Request: Go through the lines below. Copy those with "MENU".

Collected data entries

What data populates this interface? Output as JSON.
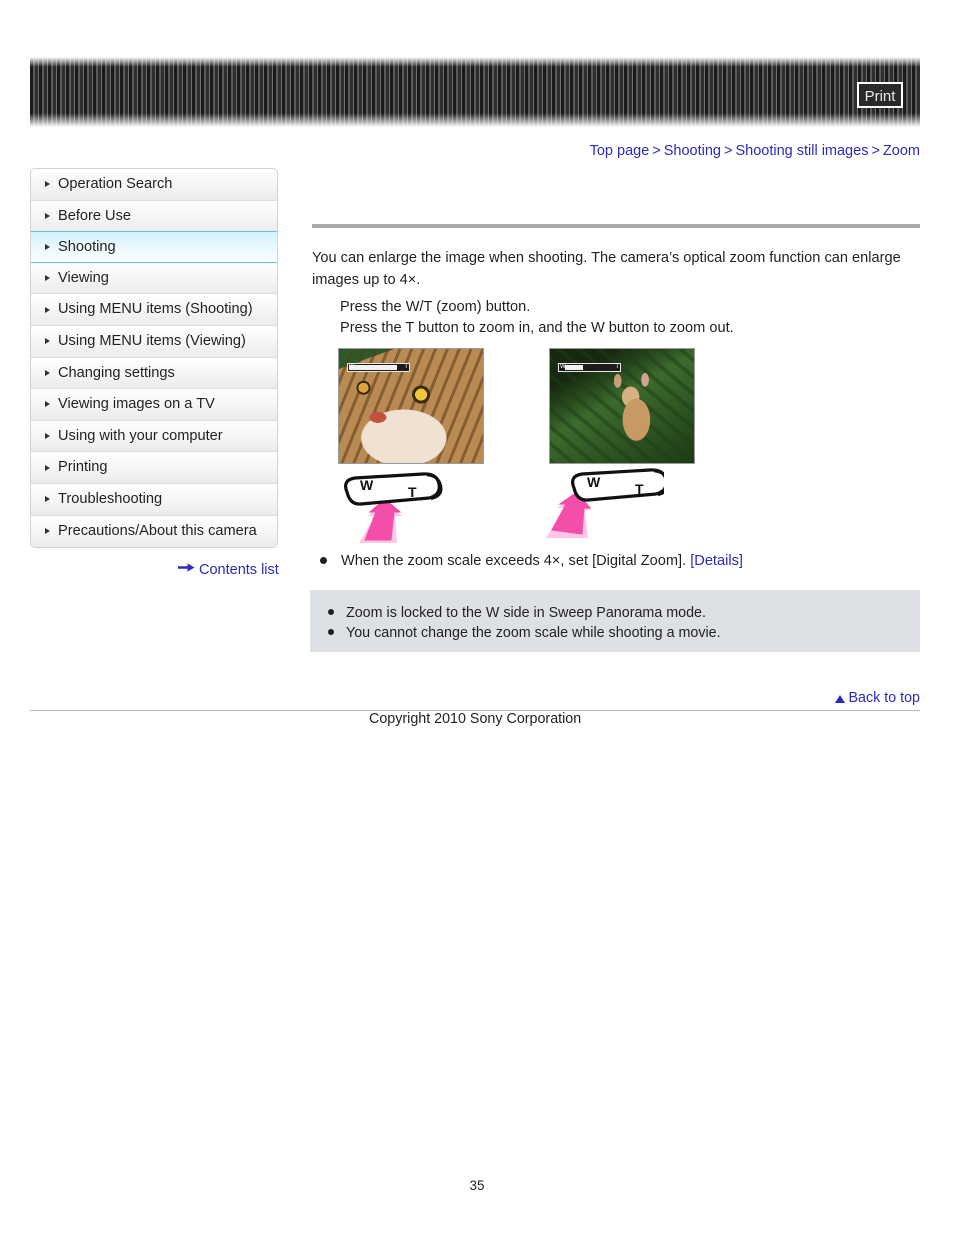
{
  "header": {
    "print_label": "Print"
  },
  "breadcrumb": {
    "items": [
      {
        "label": "Top page"
      },
      {
        "label": "Shooting"
      },
      {
        "label": "Shooting still images"
      },
      {
        "label": "Zoom"
      }
    ],
    "separator": ">"
  },
  "sidebar": {
    "items": [
      {
        "label": "Operation Search",
        "active": false
      },
      {
        "label": "Before Use",
        "active": false
      },
      {
        "label": "Shooting",
        "active": true
      },
      {
        "label": "Viewing",
        "active": false
      },
      {
        "label": "Using MENU items (Shooting)",
        "active": false
      },
      {
        "label": "Using MENU items (Viewing)",
        "active": false
      },
      {
        "label": "Changing settings",
        "active": false
      },
      {
        "label": "Viewing images on a TV",
        "active": false
      },
      {
        "label": "Using with your computer",
        "active": false
      },
      {
        "label": "Printing",
        "active": false
      },
      {
        "label": "Troubleshooting",
        "active": false
      },
      {
        "label": "Precautions/About this camera",
        "active": false
      }
    ],
    "contents_list_label": "Contents list"
  },
  "main": {
    "lead_paragraph": "You can enlarge the image when shooting. The camera’s optical zoom function can enlarge images up to 4×.",
    "step_line_1": "Press the W/T (zoom) button.",
    "step_line_2": "Press the T button to zoom in, and the W button to zoom out.",
    "detail_bullet": {
      "text": "When the zoom scale exceeds 4×, set [Digital Zoom].",
      "link_label": "[Details]"
    },
    "figures": {
      "left": {
        "caption": "",
        "zoom_side": "T",
        "w_label": "W",
        "t_label": "T"
      },
      "right": {
        "caption": "",
        "zoom_side": "W",
        "w_label": "W",
        "t_label": "T"
      }
    },
    "notes": [
      "Zoom is locked to the W side in Sweep Panorama mode.",
      "You cannot change the zoom scale while shooting a movie."
    ]
  },
  "footer": {
    "back_to_top_label": "Back to top",
    "copyright": "Copyright 2010 Sony Corporation",
    "page_number": "35"
  },
  "colors": {
    "link": "#2b2bbd",
    "active_nav_border": "#57c8e8",
    "note_box_bg": "#dde0e4",
    "arrow_pink": "#ef3fa0"
  }
}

Solution:
        "label": "Using MENU items (Shooting)",
        "label": "Using MENU items (Viewing)",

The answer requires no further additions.